# [Dataset entries]
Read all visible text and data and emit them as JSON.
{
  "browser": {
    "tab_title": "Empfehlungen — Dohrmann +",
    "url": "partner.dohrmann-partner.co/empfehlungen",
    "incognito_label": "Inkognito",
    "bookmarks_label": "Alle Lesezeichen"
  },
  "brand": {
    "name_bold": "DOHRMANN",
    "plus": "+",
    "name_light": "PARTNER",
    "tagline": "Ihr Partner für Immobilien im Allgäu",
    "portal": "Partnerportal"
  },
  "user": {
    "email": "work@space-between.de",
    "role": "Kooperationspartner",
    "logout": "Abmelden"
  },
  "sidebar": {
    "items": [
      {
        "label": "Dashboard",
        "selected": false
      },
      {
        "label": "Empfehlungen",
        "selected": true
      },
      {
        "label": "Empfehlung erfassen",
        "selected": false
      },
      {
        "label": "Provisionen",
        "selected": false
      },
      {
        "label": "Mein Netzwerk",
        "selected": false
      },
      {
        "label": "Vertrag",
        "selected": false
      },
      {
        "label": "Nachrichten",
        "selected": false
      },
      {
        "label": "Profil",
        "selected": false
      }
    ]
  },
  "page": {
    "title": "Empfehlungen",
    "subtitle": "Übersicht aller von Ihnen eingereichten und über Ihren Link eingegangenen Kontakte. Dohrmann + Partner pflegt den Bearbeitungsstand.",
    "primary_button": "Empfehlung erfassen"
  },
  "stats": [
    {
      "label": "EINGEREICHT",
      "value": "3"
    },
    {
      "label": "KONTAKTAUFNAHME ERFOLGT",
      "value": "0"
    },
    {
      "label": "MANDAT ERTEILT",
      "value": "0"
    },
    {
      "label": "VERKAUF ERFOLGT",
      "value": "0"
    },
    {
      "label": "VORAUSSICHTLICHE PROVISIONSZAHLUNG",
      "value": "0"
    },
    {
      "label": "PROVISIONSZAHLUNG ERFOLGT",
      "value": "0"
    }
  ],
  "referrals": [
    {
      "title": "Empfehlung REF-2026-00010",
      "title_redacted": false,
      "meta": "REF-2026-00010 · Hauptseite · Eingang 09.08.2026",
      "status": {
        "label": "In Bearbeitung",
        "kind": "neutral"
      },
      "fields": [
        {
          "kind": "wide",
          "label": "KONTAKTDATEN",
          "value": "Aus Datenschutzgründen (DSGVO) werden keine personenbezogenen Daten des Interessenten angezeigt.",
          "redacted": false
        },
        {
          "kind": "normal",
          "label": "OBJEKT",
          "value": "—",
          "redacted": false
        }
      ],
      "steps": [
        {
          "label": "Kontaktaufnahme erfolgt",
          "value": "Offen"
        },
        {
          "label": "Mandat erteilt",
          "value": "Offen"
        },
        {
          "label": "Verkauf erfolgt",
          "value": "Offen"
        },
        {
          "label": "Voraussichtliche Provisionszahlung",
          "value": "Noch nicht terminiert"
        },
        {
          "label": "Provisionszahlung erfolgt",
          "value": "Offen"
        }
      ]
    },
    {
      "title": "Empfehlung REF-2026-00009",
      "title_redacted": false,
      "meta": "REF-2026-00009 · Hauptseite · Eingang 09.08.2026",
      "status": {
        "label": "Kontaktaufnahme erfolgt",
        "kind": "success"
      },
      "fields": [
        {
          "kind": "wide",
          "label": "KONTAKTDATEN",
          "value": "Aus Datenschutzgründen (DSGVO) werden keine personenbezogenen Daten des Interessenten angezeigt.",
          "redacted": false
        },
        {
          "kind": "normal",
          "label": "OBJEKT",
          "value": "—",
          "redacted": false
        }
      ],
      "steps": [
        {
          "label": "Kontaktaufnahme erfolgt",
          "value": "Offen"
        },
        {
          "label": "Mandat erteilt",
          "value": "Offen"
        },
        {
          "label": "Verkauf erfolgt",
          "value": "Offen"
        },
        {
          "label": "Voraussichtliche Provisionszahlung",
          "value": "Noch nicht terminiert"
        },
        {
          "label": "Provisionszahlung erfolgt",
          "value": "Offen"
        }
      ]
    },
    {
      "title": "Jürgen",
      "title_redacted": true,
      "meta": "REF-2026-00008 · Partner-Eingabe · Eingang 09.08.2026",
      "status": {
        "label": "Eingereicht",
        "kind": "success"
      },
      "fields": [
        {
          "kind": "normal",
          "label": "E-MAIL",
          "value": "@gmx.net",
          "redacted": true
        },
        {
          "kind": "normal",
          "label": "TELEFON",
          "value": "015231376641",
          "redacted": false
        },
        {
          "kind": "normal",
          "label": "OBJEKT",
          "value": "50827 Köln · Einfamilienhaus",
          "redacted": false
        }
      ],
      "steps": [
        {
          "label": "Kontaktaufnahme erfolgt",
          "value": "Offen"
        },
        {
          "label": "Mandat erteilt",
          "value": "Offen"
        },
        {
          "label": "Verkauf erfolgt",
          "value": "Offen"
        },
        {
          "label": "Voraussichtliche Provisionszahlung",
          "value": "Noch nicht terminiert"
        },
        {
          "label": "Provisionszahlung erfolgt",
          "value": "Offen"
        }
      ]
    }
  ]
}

# [Challenge]
Copy out the full listing exactly.

# [Result of the exercise]
Read all visible text and data and emit them as JSON.
{
  "browser": {
    "tab_title": "Empfehlungen — Dohrmann +",
    "url": "partner.dohrmann-partner.co/empfehlungen",
    "incognito_label": "Inkognito",
    "bookmarks_label": "Alle Lesezeichen"
  },
  "brand": {
    "name_bold": "DOHRMANN",
    "plus": "+",
    "name_light": "PARTNER",
    "tagline": "Ihr Partner für Immobilien im Allgäu",
    "portal": "Partnerportal"
  },
  "user": {
    "email": "work@space-between.de",
    "role": "Kooperationspartner",
    "logout": "Abmelden"
  },
  "sidebar": {
    "items": [
      {
        "label": "Dashboard",
        "selected": false
      },
      {
        "label": "Empfehlungen",
        "selected": true
      },
      {
        "label": "Empfehlung erfassen",
        "selected": false
      },
      {
        "label": "Provisionen",
        "selected": false
      },
      {
        "label": "Mein Netzwerk",
        "selected": false
      },
      {
        "label": "Vertrag",
        "selected": false
      },
      {
        "label": "Nachrichten",
        "selected": false
      },
      {
        "label": "Profil",
        "selected": false
      }
    ]
  },
  "page": {
    "title": "Empfehlungen",
    "subtitle": "Übersicht aller von Ihnen eingereichten und über Ihren Link eingegangenen Kontakte. Dohrmann + Partner pflegt den Bearbeitungsstand.",
    "primary_button": "Empfehlung erfassen"
  },
  "stats": [
    {
      "label": "EINGEREICHT",
      "value": "3"
    },
    {
      "label": "KONTAKTAUFNAHME ERFOLGT",
      "value": "0"
    },
    {
      "label": "MANDAT ERTEILT",
      "value": "0"
    },
    {
      "label": "VERKAUF ERFOLGT",
      "value": "0"
    },
    {
      "label": "VORAUSSICHTLICHE PROVISIONSZAHLUNG",
      "value": "0"
    },
    {
      "label": "PROVISIONSZAHLUNG ERFOLGT",
      "value": "0"
    }
  ],
  "referrals": [
    {
      "title": "Empfehlung REF-2026-00010",
      "title_redacted": false,
      "meta": "REF-2026-00010 · Hauptseite · Eingang 09.08.2026",
      "status": {
        "label": "In Bearbeitung",
        "kind": "neutral"
      },
      "fields": [
        {
          "kind": "wide",
          "label": "KONTAKTDATEN",
          "value": "Aus Datenschutzgründen (DSGVO) werden keine personenbezogenen Daten des Interessenten angezeigt.",
          "redacted": false
        },
        {
          "kind": "normal",
          "label": "OBJEKT",
          "value": "—",
          "redacted": false
        }
      ],
      "steps": [
        {
          "label": "Kontaktaufnahme erfolgt",
          "value": "Offen"
        },
        {
          "label": "Mandat erteilt",
          "value": "Offen"
        },
        {
          "label": "Verkauf erfolgt",
          "value": "Offen"
        },
        {
          "label": "Voraussichtliche Provisionszahlung",
          "value": "Noch nicht terminiert"
        },
        {
          "label": "Provisionszahlung erfolgt",
          "value": "Offen"
        }
      ]
    },
    {
      "title": "Empfehlung REF-2026-00009",
      "title_redacted": false,
      "meta": "REF-2026-00009 · Hauptseite · Eingang 09.08.2026",
      "status": {
        "label": "Kontaktaufnahme erfolgt",
        "kind": "success"
      },
      "fields": [
        {
          "kind": "wide",
          "label": "KONTAKTDATEN",
          "value": "Aus Datenschutzgründen (DSGVO) werden keine personenbezogenen Daten des Interessenten angezeigt.",
          "redacted": false
        },
        {
          "kind": "normal",
          "label": "OBJEKT",
          "value": "—",
          "redacted": false
        }
      ],
      "steps": [
        {
          "label": "Kontaktaufnahme erfolgt",
          "value": "Offen"
        },
        {
          "label": "Mandat erteilt",
          "value": "Offen"
        },
        {
          "label": "Verkauf erfolgt",
          "value": "Offen"
        },
        {
          "label": "Voraussichtliche Provisionszahlung",
          "value": "Noch nicht terminiert"
        },
        {
          "label": "Provisionszahlung erfolgt",
          "value": "Offen"
        }
      ]
    },
    {
      "title": "Jürgen",
      "title_redacted": true,
      "meta": "REF-2026-00008 · Partner-Eingabe · Eingang 09.08.2026",
      "status": {
        "label": "Eingereicht",
        "kind": "success"
      },
      "fields": [
        {
          "kind": "normal",
          "label": "E-MAIL",
          "value": "@gmx.net",
          "redacted": true
        },
        {
          "kind": "normal",
          "label": "TELEFON",
          "value": "015231376641",
          "redacted": false
        },
        {
          "kind": "normal",
          "label": "OBJEKT",
          "value": "50827 Köln · Einfamilienhaus",
          "redacted": false
        }
      ],
      "steps": [
        {
          "label": "Kontaktaufnahme erfolgt",
          "value": "Offen"
        },
        {
          "label": "Mandat erteilt",
          "value": "Offen"
        },
        {
          "label": "Verkauf erfolgt",
          "value": "Offen"
        },
        {
          "label": "Voraussichtliche Provisionszahlung",
          "value": "Noch nicht terminiert"
        },
        {
          "label": "Provisionszahlung erfolgt",
          "value": "Offen"
        }
      ]
    }
  ]
}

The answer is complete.